(Stored dataset items)
*-*-*

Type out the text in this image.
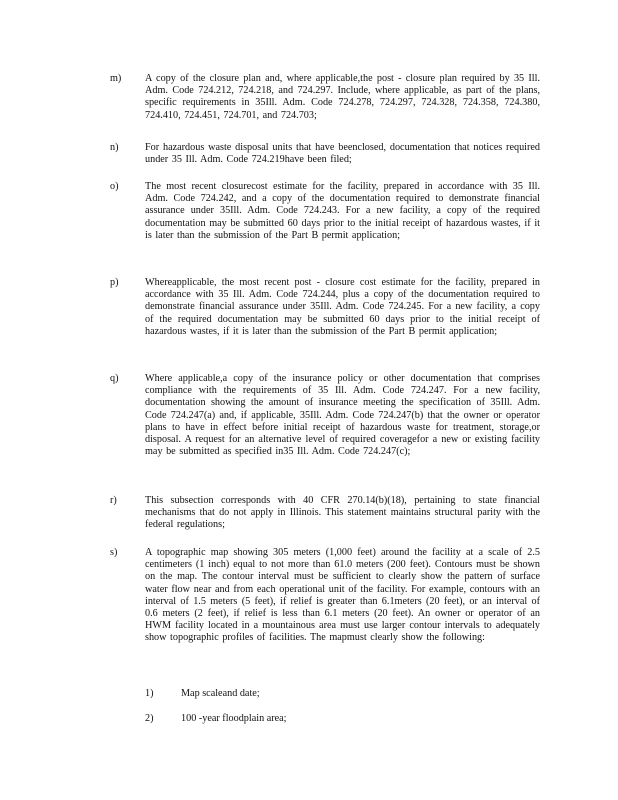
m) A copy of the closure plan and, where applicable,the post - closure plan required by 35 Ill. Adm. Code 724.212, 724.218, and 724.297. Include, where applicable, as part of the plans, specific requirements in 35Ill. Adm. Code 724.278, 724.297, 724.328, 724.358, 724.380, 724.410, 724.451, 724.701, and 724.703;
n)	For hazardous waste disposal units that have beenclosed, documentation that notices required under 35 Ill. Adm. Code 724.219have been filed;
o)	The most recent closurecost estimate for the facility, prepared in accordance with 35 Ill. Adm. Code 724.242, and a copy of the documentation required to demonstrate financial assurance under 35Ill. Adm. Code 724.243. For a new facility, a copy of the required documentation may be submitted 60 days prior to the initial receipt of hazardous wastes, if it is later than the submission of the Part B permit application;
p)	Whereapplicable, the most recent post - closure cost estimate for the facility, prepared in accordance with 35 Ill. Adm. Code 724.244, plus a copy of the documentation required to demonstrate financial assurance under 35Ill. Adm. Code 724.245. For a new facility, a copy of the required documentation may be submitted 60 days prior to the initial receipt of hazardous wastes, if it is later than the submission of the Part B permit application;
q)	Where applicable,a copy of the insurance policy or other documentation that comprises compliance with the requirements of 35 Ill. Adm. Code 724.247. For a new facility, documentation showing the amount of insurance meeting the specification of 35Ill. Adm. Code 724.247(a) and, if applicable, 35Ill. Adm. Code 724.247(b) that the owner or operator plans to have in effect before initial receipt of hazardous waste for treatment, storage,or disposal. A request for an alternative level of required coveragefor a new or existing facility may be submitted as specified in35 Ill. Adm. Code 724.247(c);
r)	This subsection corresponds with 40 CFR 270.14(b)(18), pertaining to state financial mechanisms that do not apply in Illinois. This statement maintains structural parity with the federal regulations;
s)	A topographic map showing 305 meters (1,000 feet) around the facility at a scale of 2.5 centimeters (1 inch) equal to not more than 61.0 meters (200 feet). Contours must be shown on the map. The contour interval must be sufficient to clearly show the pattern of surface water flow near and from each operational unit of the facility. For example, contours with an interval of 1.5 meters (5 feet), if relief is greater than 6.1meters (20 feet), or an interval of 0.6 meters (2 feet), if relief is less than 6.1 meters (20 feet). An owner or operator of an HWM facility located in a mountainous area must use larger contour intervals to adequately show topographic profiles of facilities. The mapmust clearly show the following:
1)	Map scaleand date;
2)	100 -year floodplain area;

*-*-*

◆ EXERCISE DETAILS ◆
Across the entries above, how many lines contain "accordance"? Provide only the count.

◆ ANSWER ◆
2